* _BRIEF_:
Give a verbatim copy of the lines below, minus the pictures.

* _RECORDS SUPPLIED_:
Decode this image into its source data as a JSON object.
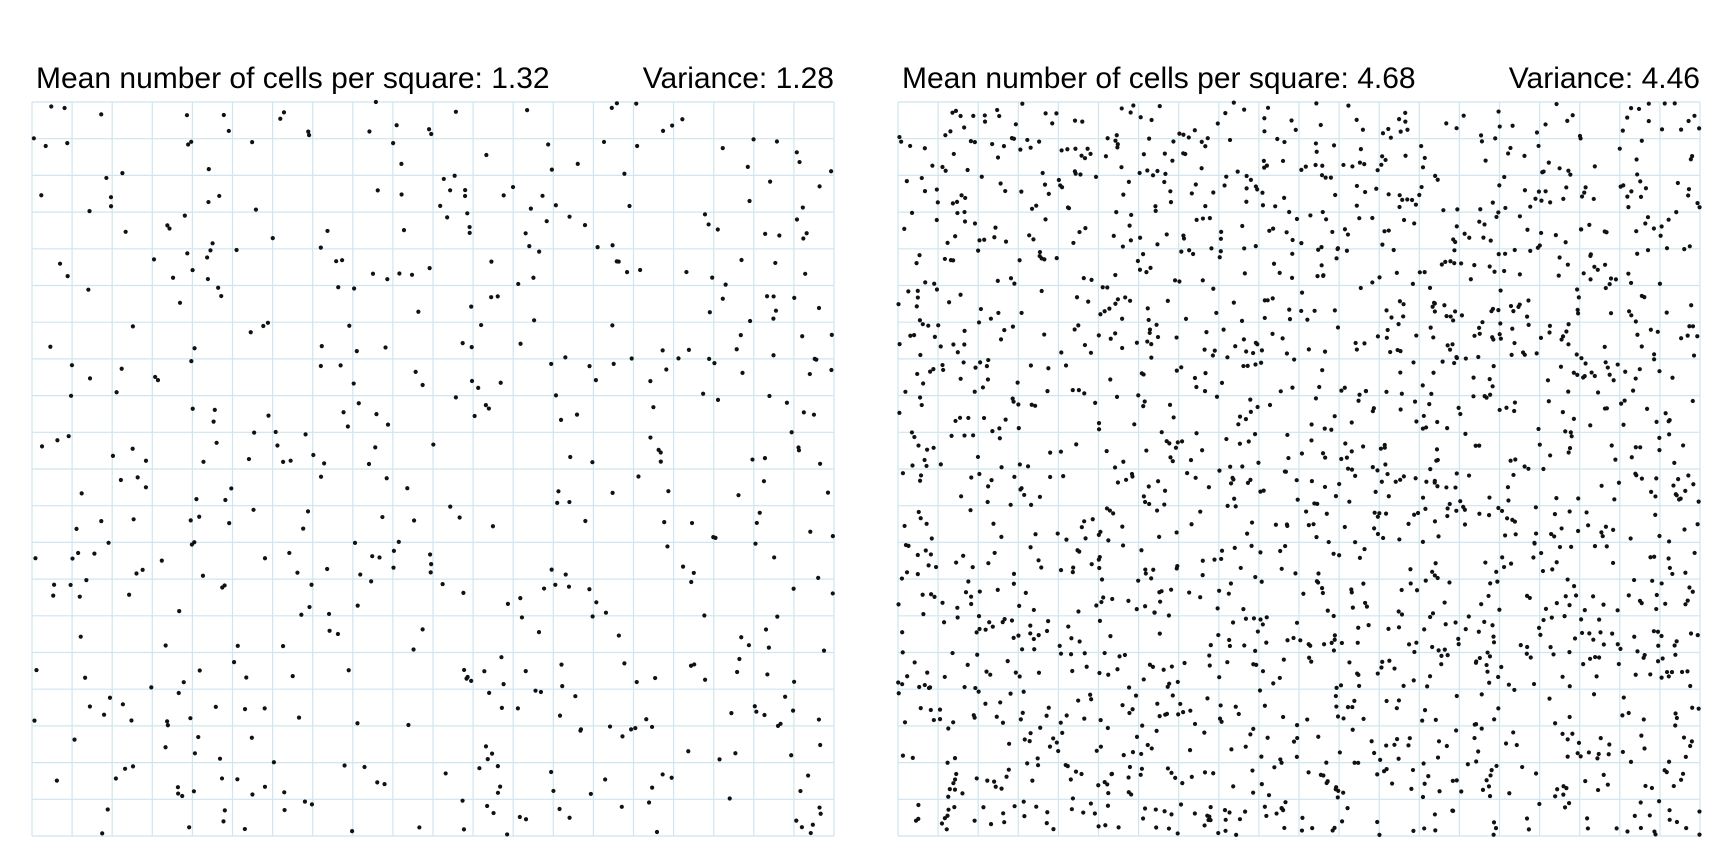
{
  "chart_data": [
    {
      "type": "scatter",
      "title_mean": "Mean number of cells per square: 1.32",
      "title_variance": "Variance: 1.28",
      "grid_color": "#cfe5ef",
      "point_color": "#111111",
      "xlim": [
        0,
        20
      ],
      "ylim": [
        0,
        20
      ],
      "grid": "20x20 squares",
      "seed": 13,
      "count": 528
    },
    {
      "type": "scatter",
      "title_mean": "Mean number of cells per square: 4.68",
      "title_variance": "Variance: 4.46",
      "grid_color": "#cfe5ef",
      "point_color": "#111111",
      "xlim": [
        0,
        20
      ],
      "ylim": [
        0,
        20
      ],
      "grid": "20x20 squares",
      "seed": 71,
      "count": 1872
    }
  ]
}
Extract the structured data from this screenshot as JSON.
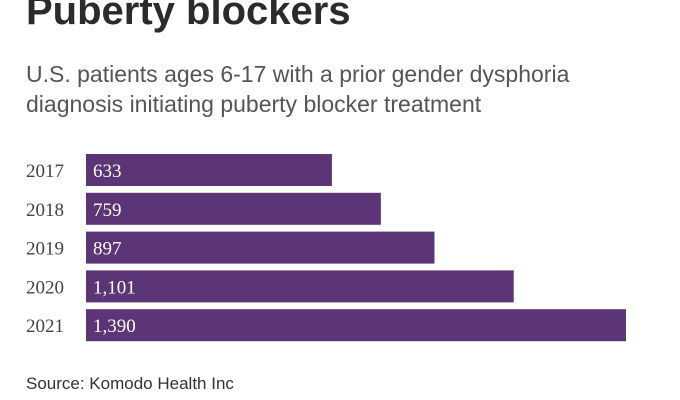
{
  "title": "Puberty blockers",
  "subtitle": "U.S. patients ages 6-17 with a prior gender dysphoria diagnosis initiating puberty blocker treatment",
  "source": "Source: Komodo Health Inc",
  "colors": {
    "bar": "#5c3577"
  },
  "chart_data": {
    "type": "bar",
    "orientation": "horizontal",
    "categories": [
      "2017",
      "2018",
      "2019",
      "2020",
      "2021"
    ],
    "values": [
      633,
      759,
      897,
      1101,
      1390
    ],
    "value_labels": [
      "633",
      "759",
      "897",
      "1,101",
      "1,390"
    ],
    "title": "Puberty blockers",
    "xlabel": "",
    "ylabel": "",
    "xlim": [
      0,
      1390
    ],
    "grid": false,
    "legend": "none"
  }
}
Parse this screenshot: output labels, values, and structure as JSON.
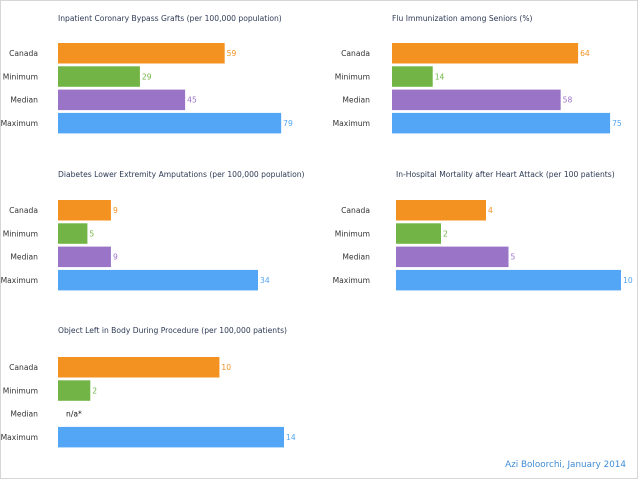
{
  "colors": {
    "Canada": "#f39220",
    "Minimum": "#72b546",
    "Median": "#9a74c7",
    "Maximum": "#52a6f5"
  },
  "chart_data": [
    {
      "type": "bar",
      "orientation": "horizontal",
      "title": "Inpatient Coronary Bypass Grafts (per 100,000 population)",
      "categories": [
        "Canada",
        "Minimum",
        "Median",
        "Maximum"
      ],
      "values": [
        59,
        29,
        45,
        79
      ],
      "labels": [
        "59",
        "29",
        "45",
        "79"
      ],
      "xlim": [
        0,
        80
      ]
    },
    {
      "type": "bar",
      "orientation": "horizontal",
      "title": "Flu Immunization among Seniors (%)",
      "categories": [
        "Canada",
        "Minimum",
        "Median",
        "Maximum"
      ],
      "values": [
        64,
        14,
        58,
        75
      ],
      "labels": [
        "64",
        "14",
        "58",
        "75"
      ],
      "xlim": [
        0,
        76
      ]
    },
    {
      "type": "bar",
      "orientation": "horizontal",
      "title": "Diabetes Lower Extremity Amputations (per 100,000 population)",
      "categories": [
        "Canada",
        "Minimum",
        "Median",
        "Maximum"
      ],
      "values": [
        9,
        5,
        9,
        34
      ],
      "labels": [
        "9",
        "5",
        "9",
        "34"
      ],
      "xlim": [
        0,
        34
      ]
    },
    {
      "type": "bar",
      "orientation": "horizontal",
      "title": "In-Hospital Mortality after Heart Attack (per 100 patients)",
      "categories": [
        "Canada",
        "Minimum",
        "Median",
        "Maximum"
      ],
      "values": [
        4,
        2,
        5,
        10
      ],
      "labels": [
        "4",
        "2",
        "5",
        "10"
      ],
      "xlim": [
        0,
        10
      ]
    },
    {
      "type": "bar",
      "orientation": "horizontal",
      "title": "Object Left in Body During Procedure (per 100,000 patients)",
      "categories": [
        "Canada",
        "Minimum",
        "Median",
        "Maximum"
      ],
      "values": [
        10,
        2,
        null,
        14
      ],
      "labels": [
        "10",
        "2",
        "n/a*",
        "14"
      ],
      "xlim": [
        0,
        14
      ]
    }
  ],
  "credit": "Azi Boloorchi, January 2014"
}
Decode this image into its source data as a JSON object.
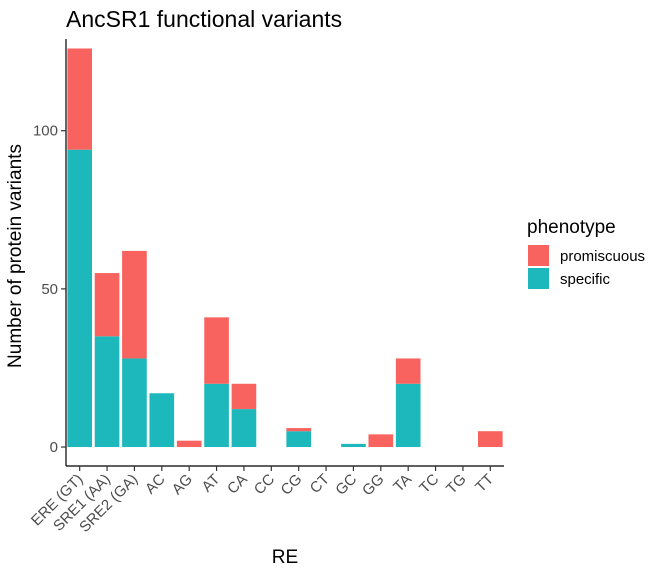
{
  "chart_data": {
    "type": "bar",
    "stacked": true,
    "title": "AncSR1 functional variants",
    "xlabel": "RE",
    "ylabel": "Number of protein variants",
    "categories": [
      "ERE (GT)",
      "SRE1 (AA)",
      "SRE2 (GA)",
      "AC",
      "AG",
      "AT",
      "CA",
      "CC",
      "CG",
      "CT",
      "GC",
      "GG",
      "TA",
      "TC",
      "TG",
      "TT"
    ],
    "yticks": [
      0,
      50,
      100
    ],
    "ylim": [
      -6,
      129
    ],
    "grid": false,
    "legend": {
      "title": "phenotype",
      "position": "right"
    },
    "series": [
      {
        "name": "specific",
        "color": "#1DB8BB",
        "values": [
          94,
          35,
          28,
          17,
          0,
          20,
          12,
          0,
          5,
          0,
          1,
          0,
          20,
          0,
          0,
          0
        ]
      },
      {
        "name": "promiscuous",
        "color": "#F8635F",
        "values": [
          32,
          20,
          34,
          0,
          2,
          21,
          8,
          0,
          1,
          0,
          0,
          4,
          8,
          0,
          0,
          5
        ]
      }
    ],
    "legend_order": [
      "promiscuous",
      "specific"
    ]
  }
}
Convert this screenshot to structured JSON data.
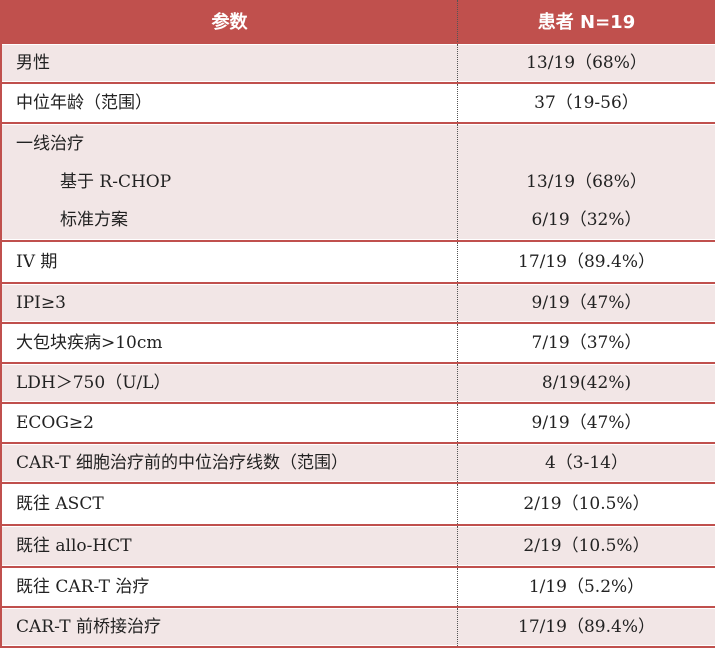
{
  "header": {
    "param": "参数",
    "patients": "患者 N=19"
  },
  "rows": [
    {
      "label": "男性",
      "value": "13/19（68%）"
    },
    {
      "label": "中位年龄（范围）",
      "value": "37（19-56）"
    },
    {
      "label": "一线治疗",
      "value": "",
      "subs": [
        {
          "label": "基于 R-CHOP",
          "value": "13/19（68%）"
        },
        {
          "label": "标准方案",
          "value": "6/19（32%）"
        }
      ]
    },
    {
      "label": "IV 期",
      "value": "17/19（89.4%）"
    },
    {
      "label": "IPI≥3",
      "value": "9/19（47%）"
    },
    {
      "label": "大包块疾病>10cm",
      "value": "7/19（37%）"
    },
    {
      "label": "LDH＞750（U/L）",
      "value": "8/19(42%)"
    },
    {
      "label": "ECOG≥2",
      "value": "9/19（47%）"
    },
    {
      "label": "CAR-T 细胞治疗前的中位治疗线数（范围）",
      "value": "4（3-14）"
    },
    {
      "label": "既往 ASCT",
      "value": "2/19（10.5%）"
    },
    {
      "label": "既往 allo-HCT",
      "value": "2/19（10.5%）"
    },
    {
      "label": "既往 CAR-T 治疗",
      "value": "1/19（5.2%）"
    },
    {
      "label": "CAR-T 前桥接治疗",
      "value": "17/19（89.4%）"
    }
  ],
  "colors": {
    "header_bg": "#c0504d",
    "row_alt": "#f2e6e6",
    "border": "#c0504d"
  }
}
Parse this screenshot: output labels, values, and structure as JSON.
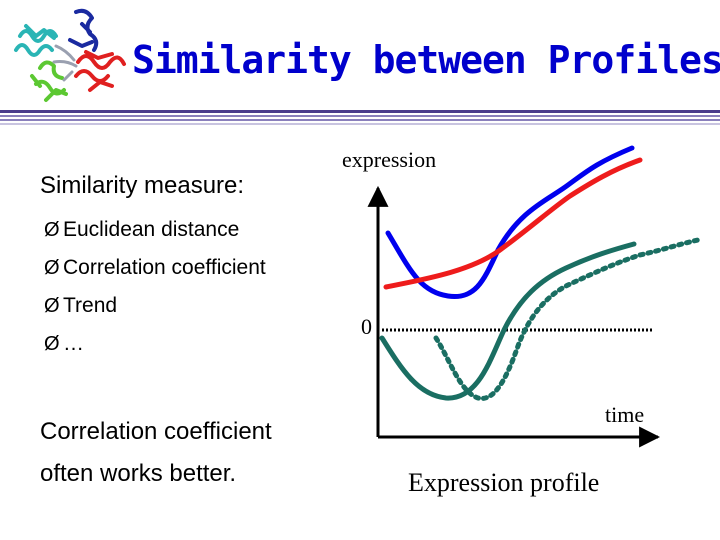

* _SOLUTION_:
Decode this image into its source data as a JSON object.
{
  "chart_data": [
    {
      "type": "scatter",
      "title_mean": "Mean number of cells per square: 1.32",
      "title_variance": "Variance: 1.28",
      "grid_color": "#cfe5ef",
      "point_color": "#111111",
      "xlim": [
        0,
        20
      ],
      "ylim": [
        0,
        20
      ],
      "grid": "20x20 squares",
      "seed": 13,
      "count": 528
    },
    {
      "type": "scatter",
      "title_mean": "Mean number of cells per square: 4.68",
      "title_variance": "Variance: 4.46",
      "grid_color": "#cfe5ef",
      "point_color": "#111111",
      "xlim": [
        0,
        20
      ],
      "ylim": [
        0,
        20
      ],
      "grid": "20x20 squares",
      "seed": 71,
      "count": 1872
    }
  ]
}
Extract the structured data from this screenshot as JSON.
{
  "title": "Puberty blockers",
  "subtitle": "U.S. patients ages 6-17 with a prior gender dysphoria diagnosis initiating puberty blocker treatment",
  "source": "Source: Komodo Health Inc",
  "colors": {
    "bar": "#5c3577"
  },
  "chart_data": {
    "type": "bar",
    "orientation": "horizontal",
    "categories": [
      "2017",
      "2018",
      "2019",
      "2020",
      "2021"
    ],
    "values": [
      633,
      759,
      897,
      1101,
      1390
    ],
    "value_labels": [
      "633",
      "759",
      "897",
      "1,101",
      "1,390"
    ],
    "title": "Puberty blockers",
    "xlabel": "",
    "ylabel": "",
    "xlim": [
      0,
      1390
    ],
    "grid": false,
    "legend": "none"
  }
}
Parse this screenshot: output labels, values, and structure as JSON.
{
  "colors": {
    "Canada": "#f39220",
    "Minimum": "#72b546",
    "Median": "#9a74c7",
    "Maximum": "#52a6f5"
  },
  "chart_data": [
    {
      "type": "bar",
      "orientation": "horizontal",
      "title": "Inpatient Coronary Bypass Grafts (per 100,000 population)",
      "categories": [
        "Canada",
        "Minimum",
        "Median",
        "Maximum"
      ],
      "values": [
        59,
        29,
        45,
        79
      ],
      "labels": [
        "59",
        "29",
        "45",
        "79"
      ],
      "xlim": [
        0,
        80
      ]
    },
    {
      "type": "bar",
      "orientation": "horizontal",
      "title": "Flu Immunization among Seniors (%)",
      "categories": [
        "Canada",
        "Minimum",
        "Median",
        "Maximum"
      ],
      "values": [
        64,
        14,
        58,
        75
      ],
      "labels": [
        "64",
        "14",
        "58",
        "75"
      ],
      "xlim": [
        0,
        76
      ]
    },
    {
      "type": "bar",
      "orientation": "horizontal",
      "title": "Diabetes Lower Extremity Amputations (per 100,000 population)",
      "categories": [
        "Canada",
        "Minimum",
        "Median",
        "Maximum"
      ],
      "values": [
        9,
        5,
        9,
        34
      ],
      "labels": [
        "9",
        "5",
        "9",
        "34"
      ],
      "xlim": [
        0,
        34
      ]
    },
    {
      "type": "bar",
      "orientation": "horizontal",
      "title": "In-Hospital Mortality after Heart Attack (per 100 patients)",
      "categories": [
        "Canada",
        "Minimum",
        "Median",
        "Maximum"
      ],
      "values": [
        4,
        2,
        5,
        10
      ],
      "labels": [
        "4",
        "2",
        "5",
        "10"
      ],
      "xlim": [
        0,
        10
      ]
    },
    {
      "type": "bar",
      "orientation": "horizontal",
      "title": "Object Left in Body During Procedure (per 100,000 patients)",
      "categories": [
        "Canada",
        "Minimum",
        "Median",
        "Maximum"
      ],
      "values": [
        10,
        2,
        null,
        14
      ],
      "labels": [
        "10",
        "2",
        "n/a*",
        "14"
      ],
      "xlim": [
        0,
        14
      ]
    }
  ],
  "credit": "Azi Boloorchi, January 2014"
}
Decode this image into its source data as a JSON object.
{
  "chart_data": {
    "type": "bar",
    "stacked": true,
    "title": "AncSR1 functional variants",
    "xlabel": "RE",
    "ylabel": "Number of protein variants",
    "categories": [
      "ERE (GT)",
      "SRE1 (AA)",
      "SRE2 (GA)",
      "AC",
      "AG",
      "AT",
      "CA",
      "CC",
      "CG",
      "CT",
      "GC",
      "GG",
      "TA",
      "TC",
      "TG",
      "TT"
    ],
    "yticks": [
      0,
      50,
      100
    ],
    "ylim": [
      -6,
      129
    ],
    "grid": false,
    "legend": {
      "title": "phenotype",
      "position": "right"
    },
    "series": [
      {
        "name": "specific",
        "color": "#1DB8BB",
        "values": [
          94,
          35,
          28,
          17,
          0,
          20,
          12,
          0,
          5,
          0,
          1,
          0,
          20,
          0,
          0,
          0
        ]
      },
      {
        "name": "promiscuous",
        "color": "#F8635F",
        "values": [
          32,
          20,
          34,
          0,
          2,
          21,
          8,
          0,
          1,
          0,
          0,
          4,
          8,
          0,
          0,
          5
        ]
      }
    ],
    "legend_order": [
      "promiscuous",
      "specific"
    ]
  }
}
Convert this screenshot to structured JSON data.
{
  "header": {
    "param": "参数",
    "patients": "患者 N=19"
  },
  "rows": [
    {
      "label": "男性",
      "value": "13/19（68%）"
    },
    {
      "label": "中位年龄（范围）",
      "value": "37（19-56）"
    },
    {
      "label": "一线治疗",
      "value": "",
      "subs": [
        {
          "label": "基于 R-CHOP",
          "value": "13/19（68%）"
        },
        {
          "label": "标准方案",
          "value": "6/19（32%）"
        }
      ]
    },
    {
      "label": "IV 期",
      "value": "17/19（89.4%）"
    },
    {
      "label": "IPI≥3",
      "value": "9/19（47%）"
    },
    {
      "label": "大包块疾病>10cm",
      "value": "7/19（37%）"
    },
    {
      "label": "LDH＞750（U/L）",
      "value": "8/19(42%)"
    },
    {
      "label": "ECOG≥2",
      "value": "9/19（47%）"
    },
    {
      "label": "CAR-T 细胞治疗前的中位治疗线数（范围）",
      "value": "4（3-14）"
    },
    {
      "label": "既往 ASCT",
      "value": "2/19（10.5%）"
    },
    {
      "label": "既往 allo-HCT",
      "value": "2/19（10.5%）"
    },
    {
      "label": "既往 CAR-T 治疗",
      "value": "1/19（5.2%）"
    },
    {
      "label": "CAR-T 前桥接治疗",
      "value": "17/19（89.4%）"
    }
  ],
  "colors": {
    "header_bg": "#c0504d",
    "row_alt": "#f2e6e6",
    "border": "#c0504d"
  }
}
Parse this screenshot: output labels, values, and structure as JSON.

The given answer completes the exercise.